## Short problem
Copy every line from the material below that holds "яких".

Dataset items

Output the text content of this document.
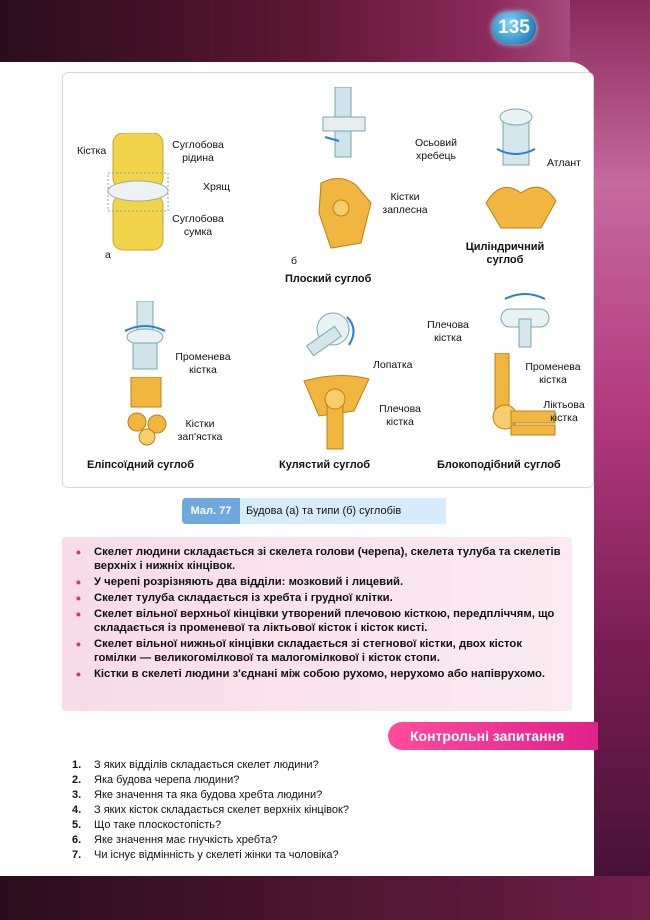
135
Кістка	Суглобова рідина
Хрящ
Суглобова сумка
а
Кістки заплесна
б
Плоский суглоб
Осьовий хребець
Атлант
Циліндричний суглоб
Променева кістка
Кістки зап'ястка
Еліпсоїдний суглоб
Лопатка
Плечова кістка
Кулястий суглоб
Плечова кістка
Променева кістка
Ліктьова кістка
Блокоподібний суглоб
Мал. 77	Будова (а) та типи (б) суглобів
• Скелет людини складається зі скелета голови (черепа), скелета тулуба та скелетів верхніх і нижніх кінцівок.
• У черепі розрізняють два відділи: мозковий і лицевий.
• Скелет тулуба складається із хребта і грудної клітки.
• Скелет вільної верхньої кінцівки утворений плечовою кісткою, передпліччям, що складається із променевої та ліктьової кісток і кісток кисті.
• Скелет вільної нижньої кінцівки складається зі стегнової кістки, двох кісток гомілки — великогомілкової та малогомілкової і кісток стопи.
• Кістки в скелеті людини з'єднані між собою рухомо, нерухомо або напіврухомо.
Контрольні запитання
1. З яких відділів складається скелет людини?
2. Яка будова черепа людини?
3. Яке значення та яка будова хребта людини?
4. З яких кісток складається скелет верхніх кінцівок?
5. Що таке плоскостопість?
6. Яке значення має гнучкість хребта?
7. Чи існує відмінність у скелеті жінки та чоловіка?
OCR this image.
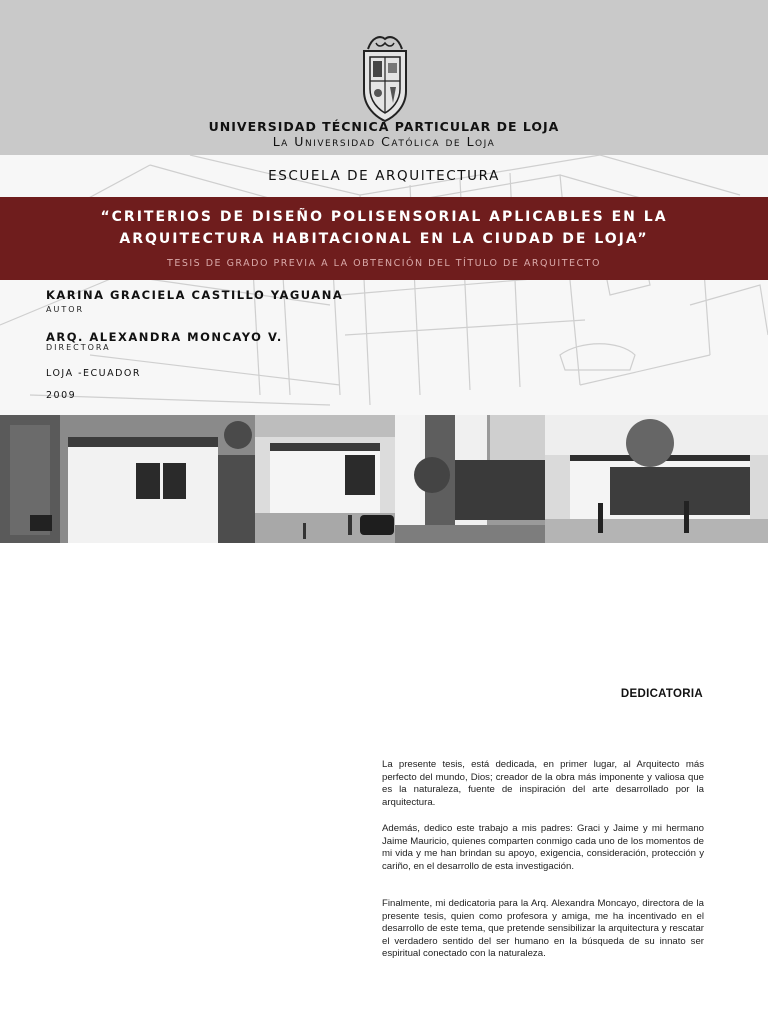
UNIVERSIDAD TÉCNICA PARTICULAR DE LOJA
La Universidad Católica de Loja
ESCUELA DE ARQUITECTURA
“CRITERIOS DE DISEÑO POLISENSORIAL APLICABLES EN LA
ARQUITECTURA HABITACIONAL EN LA CIUDAD DE LOJA”
TESIS DE GRADO PREVIA A LA OBTENCIÓN DEL TÍTULO DE ARQUITECTO
KARINA GRACIELA CASTILLO YAGUANA
AUTOR
ARQ. ALEXANDRA MONCAYO V.
DIRECTORA
LOJA -ECUADOR
2009
DEDICATORIA

La presente tesis, está dedicada, en primer lugar, al Arquitecto más perfecto del mundo, Dios; creador de la obra más imponente y valiosa que es la naturaleza, fuente de inspiración del arte desarrollado por la arquitectura.

Además, dedico este trabajo a mis padres: Graci y Jaime y mi hermano Jaime Mauricio, quienes comparten conmigo cada uno de los momentos de mi vida y me han brindan su apoyo, exigencia, consideración, protección y cariño, en el desarrollo de esta investigación.

Finalmente, mi dedicatoria para la Arq. Alexandra Moncayo, directora de la presente tesis, quien como profesora y amiga, me ha incentivado en el desarrollo de este tema, que pretende sensibilizar la arquitectura y rescatar el verdadero sentido del ser humano en la búsqueda de su innato ser espiritual conectado con la naturaleza.
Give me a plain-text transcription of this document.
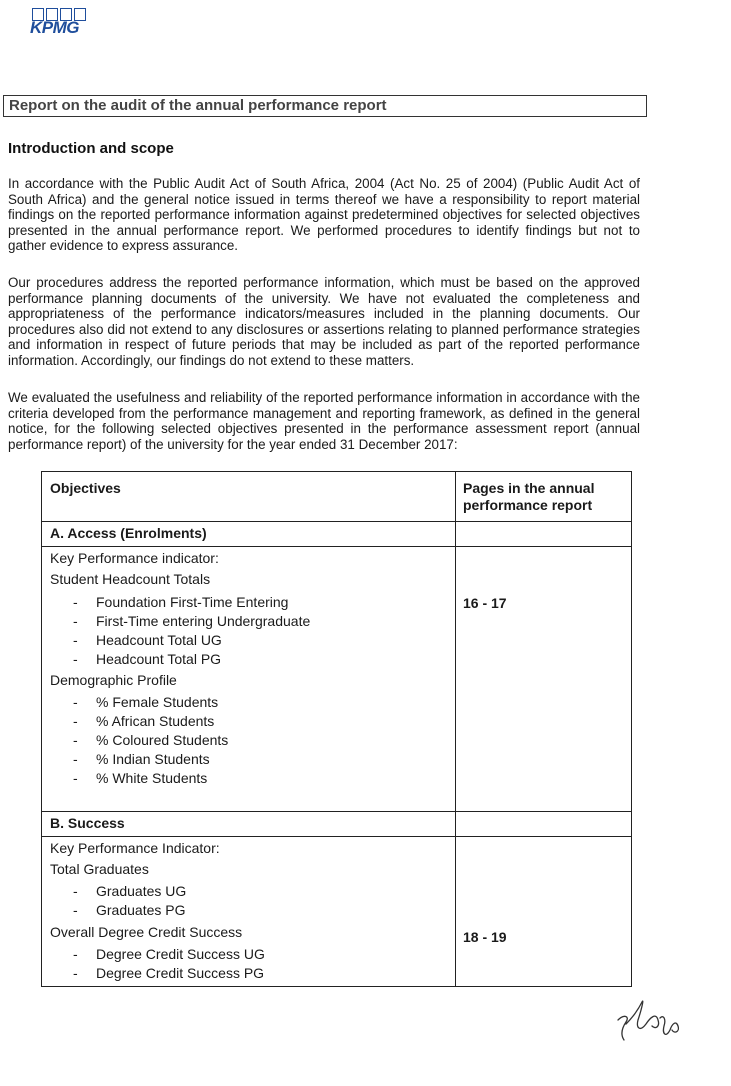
KPMG
Report on the audit of the annual performance report
Introduction and scope
In accordance with the Public Audit Act of South Africa, 2004 (Act No. 25 of 2004) (Public Audit Act of South Africa) and the general notice issued in terms thereof we have a responsibility to report material findings on the reported performance information against predetermined objectives for selected objectives presented in the annual performance report. We performed procedures to identify findings but not to gather evidence to express assurance.
Our procedures address the reported performance information, which must be based on the approved performance planning documents of the university. We have not evaluated the completeness and appropriateness of the performance indicators/measures included in the planning documents. Our procedures also did not extend to any disclosures or assertions relating to planned performance strategies and information in respect of future periods that may be included as part of the reported performance information. Accordingly, our findings do not extend to these matters.
We evaluated the usefulness and reliability of the reported performance information in accordance with the criteria developed from the performance management and reporting framework, as defined in the general notice, for the following selected objectives presented in the performance assessment report (annual performance report) of the university for the year ended 31 December 2017:
Objectives	Pages in the annual
performance report
A. Access (Enrolments)
Key Performance indicator:
Student Headcount Totals
- Foundation First-Time Entering
- First-Time entering Undergraduate
- Headcount Total UG
- Headcount Total PG
Demographic Profile
- % Female Students
- % African Students
- % Coloured Students
- % Indian Students
- % White Students
16 - 17
B. Success
Key Performance Indicator:
Total Graduates
- Graduates UG
- Graduates PG
Overall Degree Credit Success
- Degree Credit Success UG
- Degree Credit Success PG
18 - 19
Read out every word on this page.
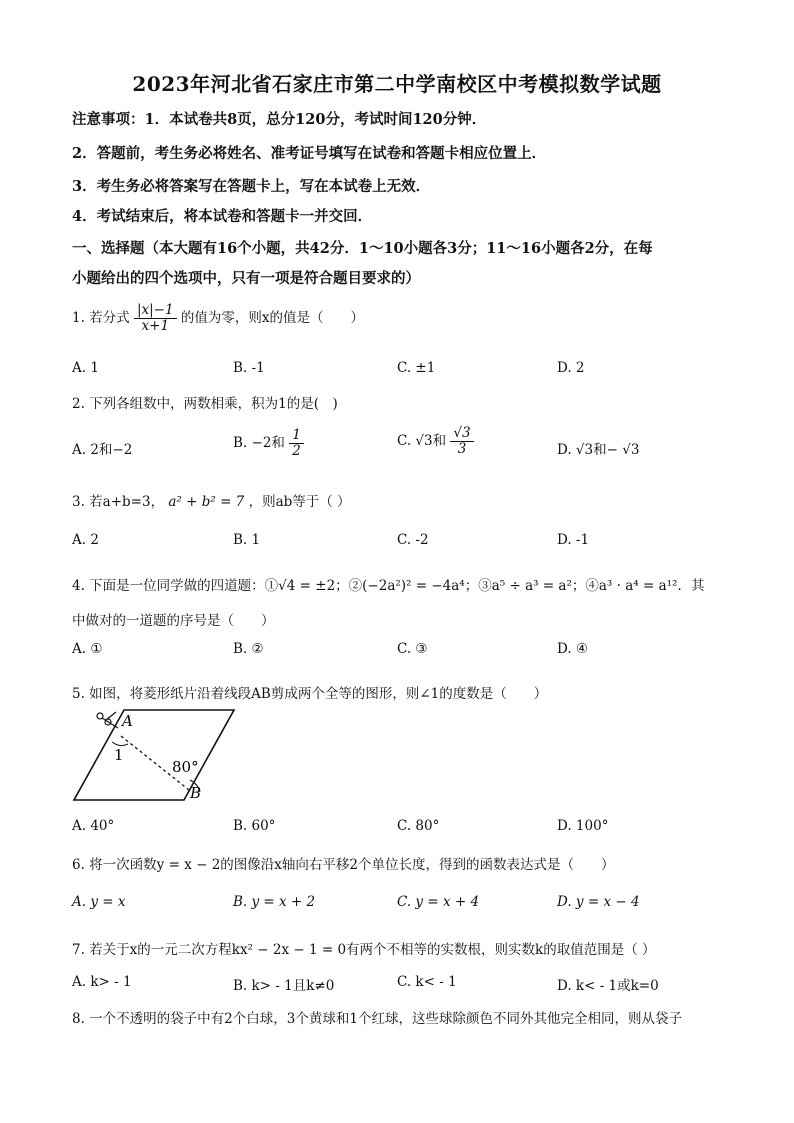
2023年河北省石家庄市第二中学南校区中考模拟数学试题
注意事项：1．本试卷共8页，总分120分，考试时间120分钟．
2．答题前，考生务必将姓名、准考证号填写在试卷和答题卡相应位置上．
3．考生务必将答案写在答题卡上，写在本试卷上无效．
4．考试结束后，将本试卷和答题卡一并交回．
一、选择题（本大题有16个小题，共42分．1～10小题各3分；11～16小题各2分，在每
小题给出的四个选项中，只有一项是符合题目要求的）
1. 若分式 $\frac{|x|-1}{x+1}$ 的值为零，则x的值是（　　）
A. 1	B. -1	C. ±1	D. 2
2. 下列各组数中，两数相乘，积为1的是(　)
A. 2和−2	B. −2和 $\frac{1}{2}$	C. √3和 $\frac{√3}{3}$	D. √3和− √3
3. 若a+b=3， a² + b² = 7 ，则ab等于（ ）
A. 2	B. 1	C. -2	D. -1
4. 下面是一位同学做的四道题：①√4 = ±2；②(−2a²)² = −4a⁴；③a⁵ ÷ a³ = a²；④a³ · a⁴ = a¹²．其
中做对的一道题的序号是（　　）
A. ①	B. ②	C. ③	D. ④
5. 如图，将菱形纸片沿着线段AB剪成两个全等的图形，则∠1的度数是（　　）
A
1
80°
B
A. 40°	B. 60°	C. 80°	D. 100°
6. 将一次函数y = x − 2的图像沿x轴向右平移2个单位长度，得到的函数表达式是（　　）
A. y = x	B. y = x + 2	C. y = x + 4	D. y = x − 4
7. 若关于x的一元二次方程kx² − 2x − 1 = 0有两个不相等的实数根，则实数k的取值范围是（ ）
A. k> - 1	B. k> - 1且k≠0	C. k< - 1	D. k< - 1或k=0
8. 一个不透明的袋子中有2个白球，3个黄球和1个红球，这些球除颜色不同外其他完全相同，则从袋子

## Result of the task
1. З яких відділів складається скелет людини?
4. З яких кісток складається скелет верхніх кінцівок?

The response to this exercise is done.